**GOAL**
Restate the whole listing word for word. Pictures are left out.

START RECORDS FOR PROCESSING

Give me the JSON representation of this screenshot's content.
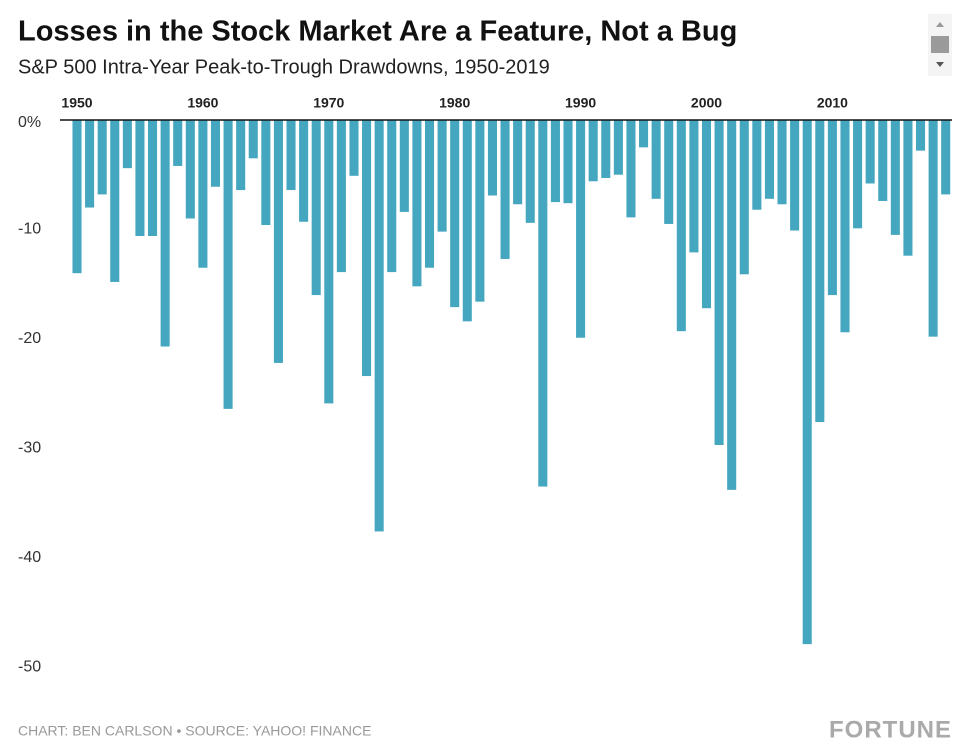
{
  "chart_data": {
    "type": "bar",
    "title": "Losses in the Stock Market Are a Feature, Not a Bug",
    "subtitle": "S&P 500 Intra-Year Peak-to-Trough Drawdowns, 1950-2019",
    "source": "CHART: BEN CARLSON • SOURCE: YAHOO! FINANCE",
    "logo": "FORTUNE",
    "color": "#45a6c0",
    "x": [
      1950,
      1951,
      1952,
      1953,
      1954,
      1955,
      1956,
      1957,
      1958,
      1959,
      1960,
      1961,
      1962,
      1963,
      1964,
      1965,
      1966,
      1967,
      1968,
      1969,
      1970,
      1971,
      1972,
      1973,
      1974,
      1975,
      1976,
      1977,
      1978,
      1979,
      1980,
      1981,
      1982,
      1983,
      1984,
      1985,
      1986,
      1987,
      1988,
      1989,
      1990,
      1991,
      1992,
      1993,
      1994,
      1995,
      1996,
      1997,
      1998,
      1999,
      2000,
      2001,
      2002,
      2003,
      2004,
      2005,
      2006,
      2007,
      2008,
      2009,
      2010,
      2011,
      2012,
      2013,
      2014,
      2015,
      2016,
      2017,
      2018,
      2019
    ],
    "values": [
      -14.0,
      -8.0,
      -6.8,
      -14.8,
      -4.4,
      -10.6,
      -10.6,
      -20.7,
      -4.2,
      -9.0,
      -13.5,
      -6.1,
      -26.4,
      -6.4,
      -3.5,
      -9.6,
      -22.2,
      -6.4,
      -9.3,
      -16.0,
      -25.9,
      -13.9,
      -5.1,
      -23.4,
      -37.6,
      -13.9,
      -8.4,
      -15.2,
      -13.5,
      -10.2,
      -17.1,
      -18.4,
      -16.6,
      -6.9,
      -12.7,
      -7.7,
      -9.4,
      -33.5,
      -7.5,
      -7.6,
      -19.9,
      -5.6,
      -5.3,
      -5.0,
      -8.9,
      -2.5,
      -7.2,
      -9.5,
      -19.3,
      -12.1,
      -17.2,
      -29.7,
      -33.8,
      -14.1,
      -8.2,
      -7.2,
      -7.7,
      -10.1,
      -47.9,
      -27.6,
      -16.0,
      -19.4,
      -9.9,
      -5.8,
      -7.4,
      -10.5,
      -12.4,
      -2.8,
      -19.8,
      -6.8
    ],
    "xlim": [
      1948.65,
      2019.5
    ],
    "xticks": [
      1950,
      1960,
      1970,
      1980,
      1990,
      2000,
      2010
    ],
    "ylim": [
      -52,
      0
    ],
    "yticks": [
      {
        "value": 0,
        "label": "0%"
      },
      -10,
      -20,
      -30,
      -40,
      -50
    ]
  }
}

END RECORDS FOR PROCESSING

**EXERCISE ANSWER**
Give me the JSON representation of this screenshot's content.
{
  "chart_data": {
    "type": "bar",
    "title": "Losses in the Stock Market Are a Feature, Not a Bug",
    "subtitle": "S&P 500 Intra-Year Peak-to-Trough Drawdowns, 1950-2019",
    "source": "CHART: BEN CARLSON • SOURCE: YAHOO! FINANCE",
    "logo": "FORTUNE",
    "color": "#45a6c0",
    "x": [
      1950,
      1951,
      1952,
      1953,
      1954,
      1955,
      1956,
      1957,
      1958,
      1959,
      1960,
      1961,
      1962,
      1963,
      1964,
      1965,
      1966,
      1967,
      1968,
      1969,
      1970,
      1971,
      1972,
      1973,
      1974,
      1975,
      1976,
      1977,
      1978,
      1979,
      1980,
      1981,
      1982,
      1983,
      1984,
      1985,
      1986,
      1987,
      1988,
      1989,
      1990,
      1991,
      1992,
      1993,
      1994,
      1995,
      1996,
      1997,
      1998,
      1999,
      2000,
      2001,
      2002,
      2003,
      2004,
      2005,
      2006,
      2007,
      2008,
      2009,
      2010,
      2011,
      2012,
      2013,
      2014,
      2015,
      2016,
      2017,
      2018,
      2019
    ],
    "values": [
      -14.0,
      -8.0,
      -6.8,
      -14.8,
      -4.4,
      -10.6,
      -10.6,
      -20.7,
      -4.2,
      -9.0,
      -13.5,
      -6.1,
      -26.4,
      -6.4,
      -3.5,
      -9.6,
      -22.2,
      -6.4,
      -9.3,
      -16.0,
      -25.9,
      -13.9,
      -5.1,
      -23.4,
      -37.6,
      -13.9,
      -8.4,
      -15.2,
      -13.5,
      -10.2,
      -17.1,
      -18.4,
      -16.6,
      -6.9,
      -12.7,
      -7.7,
      -9.4,
      -33.5,
      -7.5,
      -7.6,
      -19.9,
      -5.6,
      -5.3,
      -5.0,
      -8.9,
      -2.5,
      -7.2,
      -9.5,
      -19.3,
      -12.1,
      -17.2,
      -29.7,
      -33.8,
      -14.1,
      -8.2,
      -7.2,
      -7.7,
      -10.1,
      -47.9,
      -27.6,
      -16.0,
      -19.4,
      -9.9,
      -5.8,
      -7.4,
      -10.5,
      -12.4,
      -2.8,
      -19.8,
      -6.8
    ],
    "xlim": [
      1948.65,
      2019.5
    ],
    "xticks": [
      1950,
      1960,
      1970,
      1980,
      1990,
      2000,
      2010
    ],
    "ylim": [
      -52,
      0
    ],
    "yticks": [
      {
        "value": 0,
        "label": "0%"
      },
      -10,
      -20,
      -30,
      -40,
      -50
    ]
  }
}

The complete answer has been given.